══ Given records
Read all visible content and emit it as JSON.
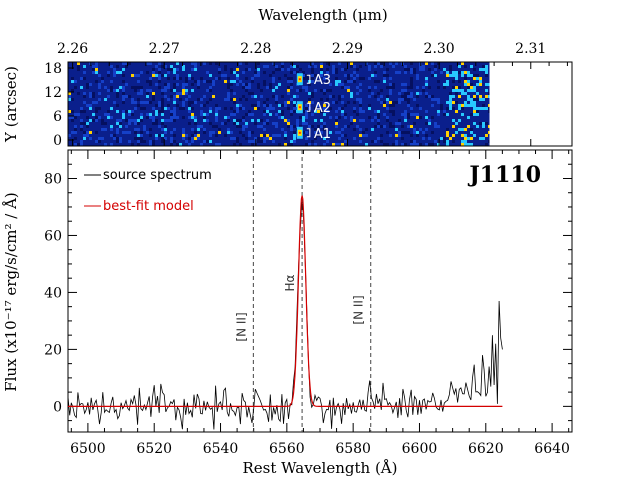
{
  "chart_data": [
    {
      "panel": "2d-spectrum",
      "type": "heatmap",
      "title": "Wavelength (μm)",
      "xlabel": "Wavelength (μm)",
      "ylabel": "Y (arcsec)",
      "xlim": [
        2.2595,
        2.3145
      ],
      "ylim": [
        -1.5,
        19.5
      ],
      "xticks": [
        2.26,
        2.27,
        2.28,
        2.29,
        2.3,
        2.31
      ],
      "xtick_labels": [
        "2.26",
        "2.27",
        "2.28",
        "2.29",
        "2.30",
        "2.31"
      ],
      "yticks": [
        0,
        6,
        12,
        18
      ],
      "ytick_labels": [
        "0",
        "6",
        "12",
        "18"
      ],
      "data_xmax": 2.3055,
      "emission_line_x": 2.2848,
      "apertures": [
        {
          "label": "A3",
          "y": 15.2
        },
        {
          "label": "A2",
          "y": 8.2
        },
        {
          "label": "A1",
          "y": 1.8
        }
      ]
    },
    {
      "panel": "1d-spectrum",
      "type": "line",
      "title": "J1110",
      "xlabel": "Rest Wavelength (Å)",
      "ylabel": "Flux (x10⁻¹⁷ erg/s/cm² / Å)",
      "xlim": [
        6494,
        6646
      ],
      "ylim": [
        -9,
        90
      ],
      "xticks": [
        6500,
        6520,
        6540,
        6560,
        6580,
        6600,
        6620,
        6640
      ],
      "xtick_labels": [
        "6500",
        "6520",
        "6540",
        "6560",
        "6580",
        "6600",
        "6620",
        "6640"
      ],
      "yticks": [
        0,
        20,
        40,
        60,
        80
      ],
      "ytick_labels": [
        "0",
        "20",
        "40",
        "60",
        "80"
      ],
      "legend_position": "top-left",
      "series": [
        {
          "name": "source spectrum",
          "color": "#000000"
        },
        {
          "name": "best-fit model",
          "color": "#d40000"
        }
      ],
      "model": {
        "type": "gaussian",
        "center": 6564.6,
        "amplitude": 74,
        "sigma": 1.1,
        "continuum": 0,
        "x_range": [
          6494,
          6625
        ]
      },
      "source_x_range": [
        6494,
        6625
      ],
      "reference_lines": [
        {
          "x": 6549.9,
          "label": "[N II]"
        },
        {
          "x": 6564.6,
          "label": "Hα"
        },
        {
          "x": 6585.3,
          "label": "[N II]"
        }
      ],
      "red_tail": [
        {
          "x": 6612,
          "y": 6
        },
        {
          "x": 6616,
          "y": 10
        },
        {
          "x": 6619,
          "y": 18
        },
        {
          "x": 6621,
          "y": 14
        },
        {
          "x": 6622,
          "y": 25
        },
        {
          "x": 6623,
          "y": 22
        },
        {
          "x": 6624,
          "y": 37
        },
        {
          "x": 6624.5,
          "y": 24
        },
        {
          "x": 6625,
          "y": 20
        }
      ]
    }
  ]
}
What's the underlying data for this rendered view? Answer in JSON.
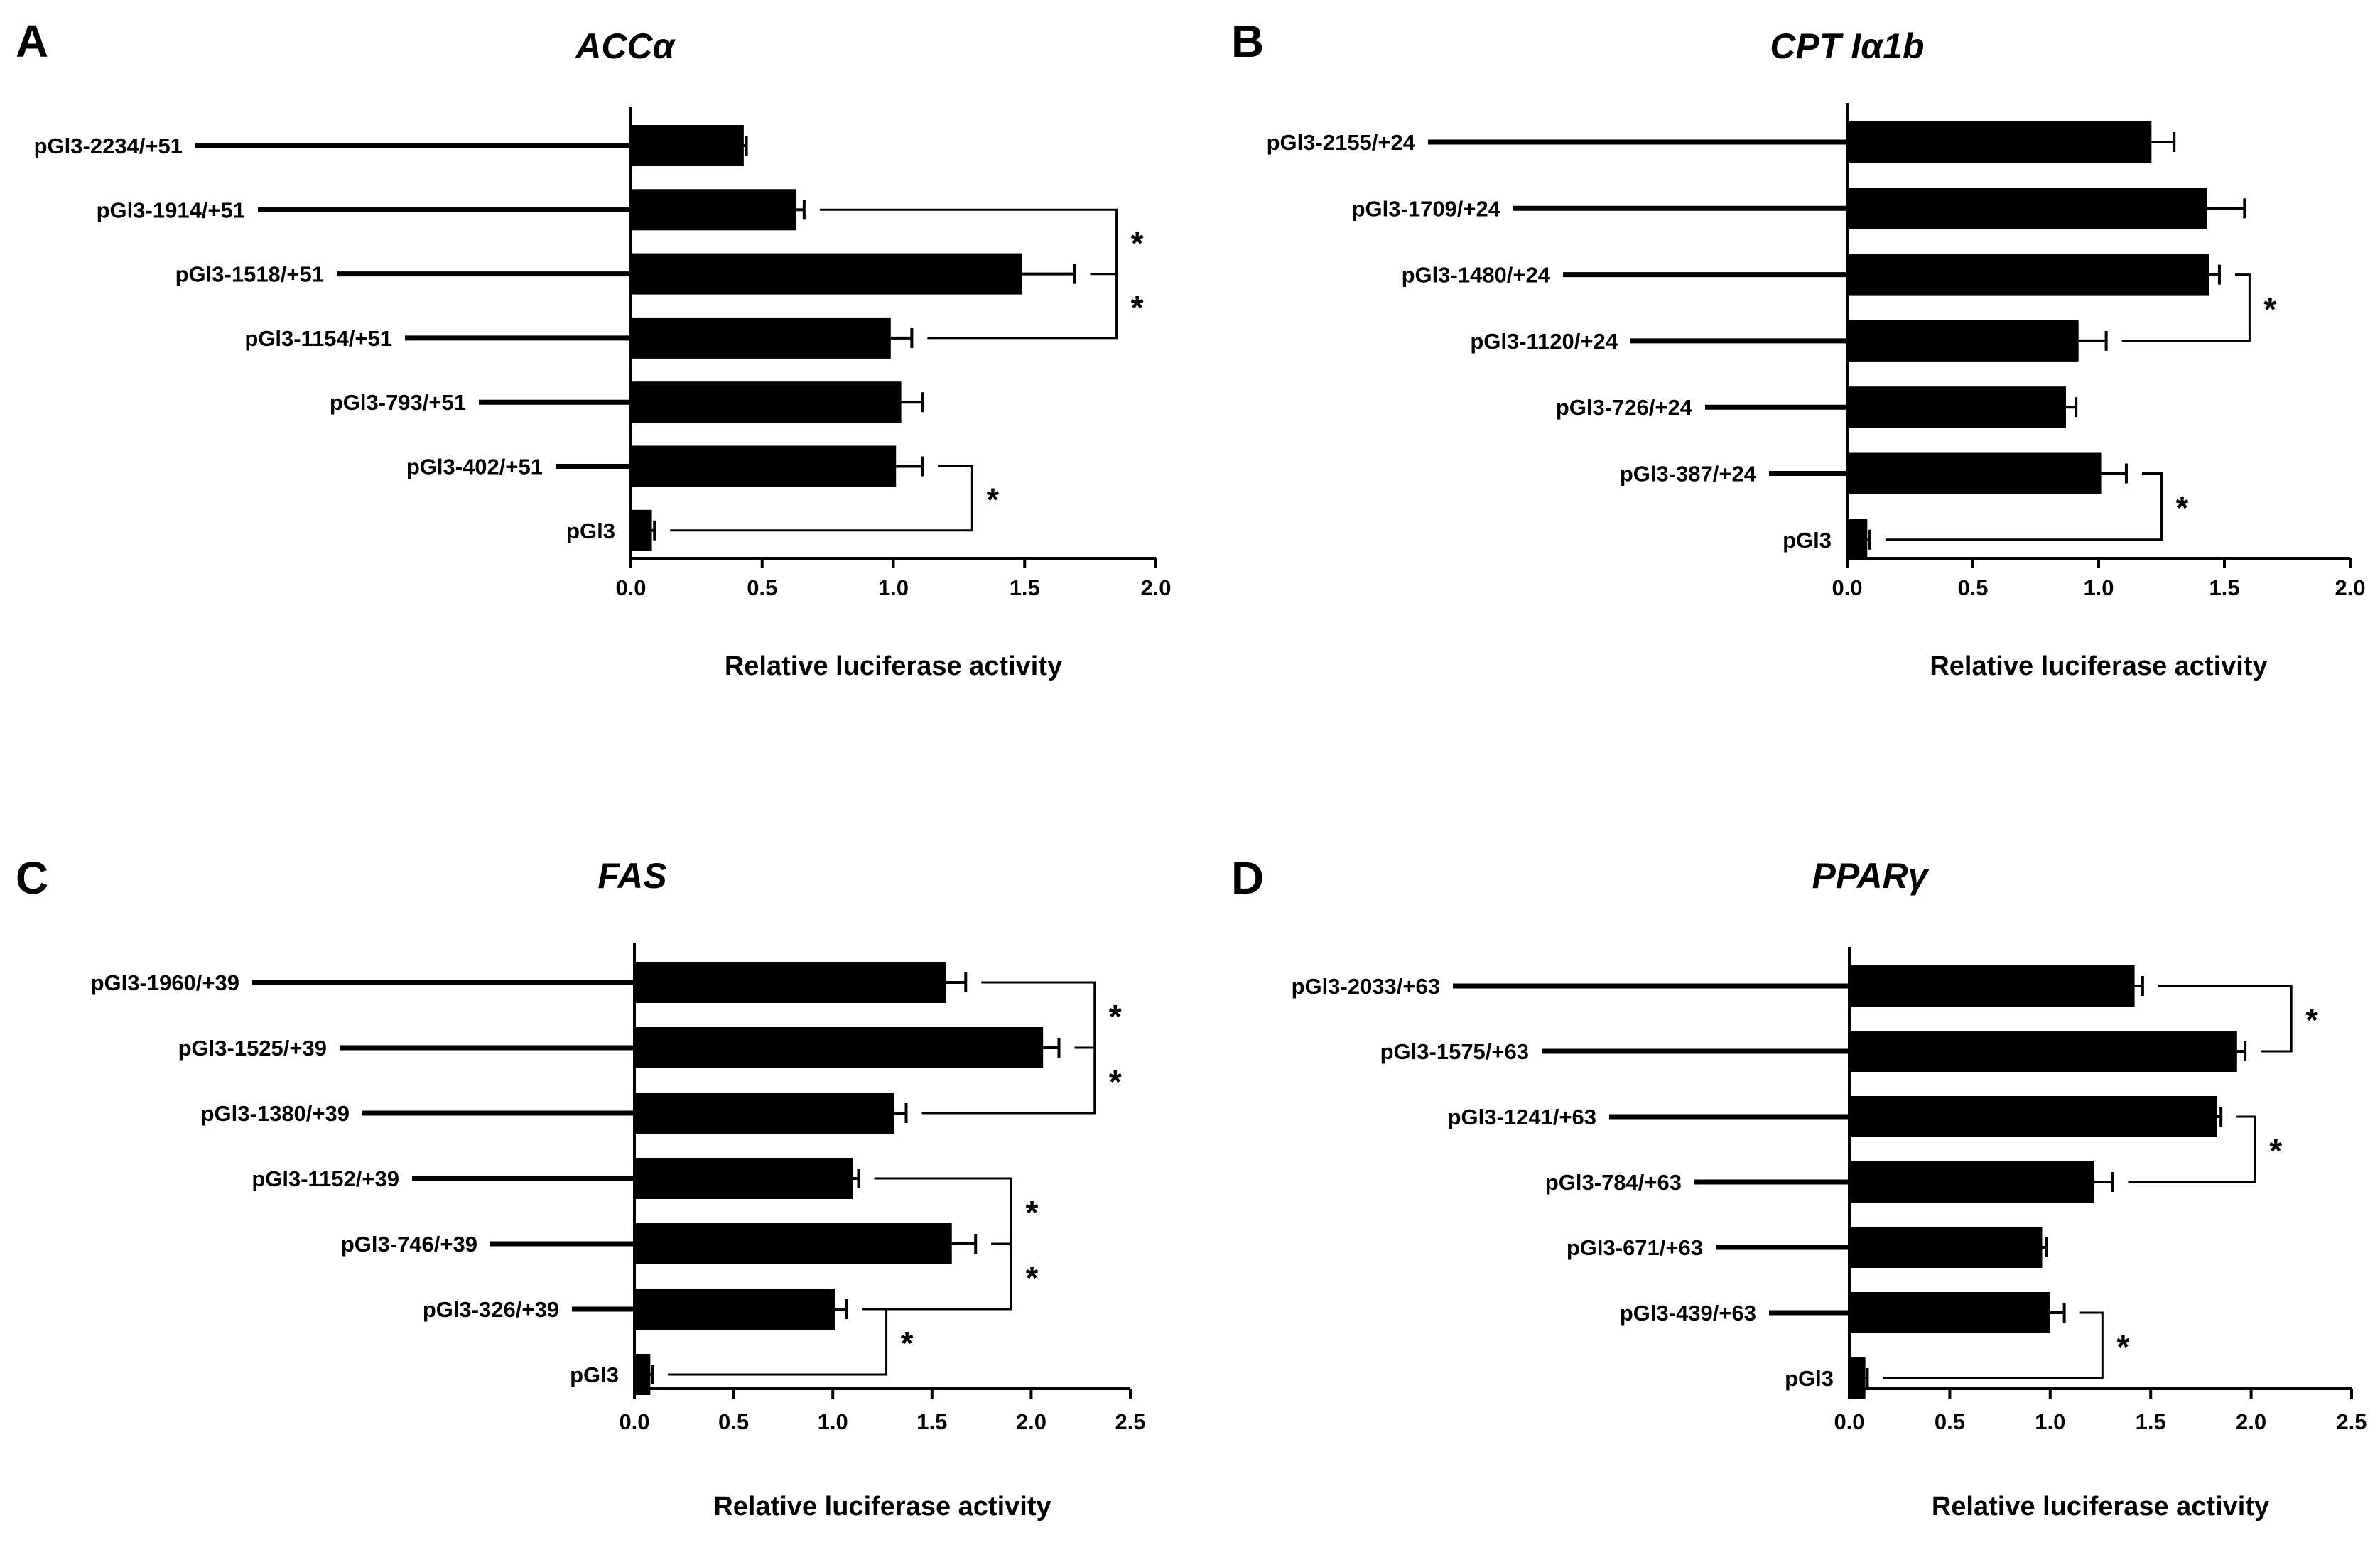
{
  "chart_data": [
    {
      "type": "bar",
      "panel": "A",
      "title": "ACCα",
      "xlabel": "Relative luciferase activity",
      "ylabel": "",
      "xlim": [
        0,
        2.0
      ],
      "ticks": [
        0.0,
        0.5,
        1.0,
        1.5,
        2.0
      ],
      "tick_labels": [
        "0.0",
        "0.5",
        "1.0",
        "1.5",
        "2.0"
      ],
      "categories": [
        "pGl3-2234/+51",
        "pGl3-1914/+51",
        "pGl3-1518/+51",
        "pGl3-1154/+51",
        "pGl3-793/+51",
        "pGl3-402/+51",
        "pGl3"
      ],
      "promoter_start": [
        -2234,
        -1914,
        -1518,
        -1154,
        -793,
        -402,
        null
      ],
      "values": [
        0.43,
        0.63,
        1.49,
        0.99,
        1.03,
        1.01,
        0.08
      ],
      "errors": [
        0.01,
        0.03,
        0.2,
        0.08,
        0.08,
        0.1,
        0.01
      ],
      "significance": [
        {
          "from": 1,
          "to": 2,
          "x": 1.85,
          "label": "*"
        },
        {
          "from": 2,
          "to": 3,
          "x": 1.85,
          "label": "*"
        },
        {
          "from": 5,
          "to": 6,
          "x": 1.3,
          "label": "*"
        }
      ]
    },
    {
      "type": "bar",
      "panel": "B",
      "title": "CPT Iα1b",
      "xlabel": "Relative luciferase activity",
      "ylabel": "",
      "xlim": [
        0,
        2.0
      ],
      "ticks": [
        0.0,
        0.5,
        1.0,
        1.5,
        2.0
      ],
      "tick_labels": [
        "0.0",
        "0.5",
        "1.0",
        "1.5",
        "2.0"
      ],
      "categories": [
        "pGl3-2155/+24",
        "pGl3-1709/+24",
        "pGl3-1480/+24",
        "pGl3-1120/+24",
        "pGl3-726/+24",
        "pGl3-387/+24",
        "pGl3"
      ],
      "promoter_start": [
        -2155,
        -1709,
        -1480,
        -1120,
        -726,
        -387,
        null
      ],
      "values": [
        1.21,
        1.43,
        1.44,
        0.92,
        0.87,
        1.01,
        0.08
      ],
      "errors": [
        0.09,
        0.15,
        0.04,
        0.11,
        0.04,
        0.1,
        0.01
      ],
      "significance": [
        {
          "from": 2,
          "to": 3,
          "x": 1.6,
          "label": "*"
        },
        {
          "from": 5,
          "to": 6,
          "x": 1.25,
          "label": "*"
        }
      ]
    },
    {
      "type": "bar",
      "panel": "C",
      "title": "FAS",
      "xlabel": "Relative luciferase activity",
      "ylabel": "",
      "xlim": [
        0,
        2.5
      ],
      "ticks": [
        0.0,
        0.5,
        1.0,
        1.5,
        2.0,
        2.5
      ],
      "tick_labels": [
        "0.0",
        "0.5",
        "1.0",
        "1.5",
        "2.0",
        "2.5"
      ],
      "categories": [
        "pGl3-1960/+39",
        "pGl3-1525/+39",
        "pGl3-1380/+39",
        "pGl3-1152/+39",
        "pGl3-746/+39",
        "pGl3-326/+39",
        "pGl3"
      ],
      "promoter_start": [
        -1960,
        -1525,
        -1380,
        -1152,
        -746,
        -326,
        null
      ],
      "values": [
        1.57,
        2.06,
        1.31,
        1.1,
        1.6,
        1.01,
        0.08
      ],
      "errors": [
        0.1,
        0.08,
        0.06,
        0.03,
        0.12,
        0.06,
        0.01
      ],
      "significance": [
        {
          "from": 0,
          "to": 1,
          "x": 2.32,
          "label": "*"
        },
        {
          "from": 1,
          "to": 2,
          "x": 2.32,
          "label": "*"
        },
        {
          "from": 3,
          "to": 4,
          "x": 1.9,
          "label": "*"
        },
        {
          "from": 4,
          "to": 5,
          "x": 1.9,
          "label": "*"
        },
        {
          "from": 5,
          "to": 6,
          "x": 1.27,
          "label": "*"
        }
      ]
    },
    {
      "type": "bar",
      "panel": "D",
      "title": "PPARγ",
      "xlabel": "Relative luciferase activity",
      "ylabel": "",
      "xlim": [
        0,
        2.5
      ],
      "ticks": [
        0.0,
        0.5,
        1.0,
        1.5,
        2.0,
        2.5
      ],
      "tick_labels": [
        "0.0",
        "0.5",
        "1.0",
        "1.5",
        "2.0",
        "2.5"
      ],
      "categories": [
        "pGl3-2033/+63",
        "pGl3-1575/+63",
        "pGl3-1241/+63",
        "pGl3-784/+63",
        "pGl3-671/+63",
        "pGl3-439/+63",
        "pGl3"
      ],
      "promoter_start": [
        -2033,
        -1575,
        -1241,
        -784,
        -671,
        -439,
        null
      ],
      "values": [
        1.42,
        1.93,
        1.83,
        1.22,
        0.96,
        1.0,
        0.08
      ],
      "errors": [
        0.04,
        0.04,
        0.02,
        0.09,
        0.02,
        0.07,
        0.01
      ],
      "significance": [
        {
          "from": 0,
          "to": 1,
          "x": 2.2,
          "label": "*"
        },
        {
          "from": 2,
          "to": 3,
          "x": 2.02,
          "label": "*"
        },
        {
          "from": 5,
          "to": 6,
          "x": 1.26,
          "label": "*"
        }
      ]
    }
  ]
}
════
■ Problem to work on: Search the records for the word "panel", then list every line that has it.

■ Completed task:
      "panel": "2d-spectrum",
      "panel": "1d-spectrum",
      "panel": "A",
      "panel": "B",
      "panel": "C",
      "panel": "D",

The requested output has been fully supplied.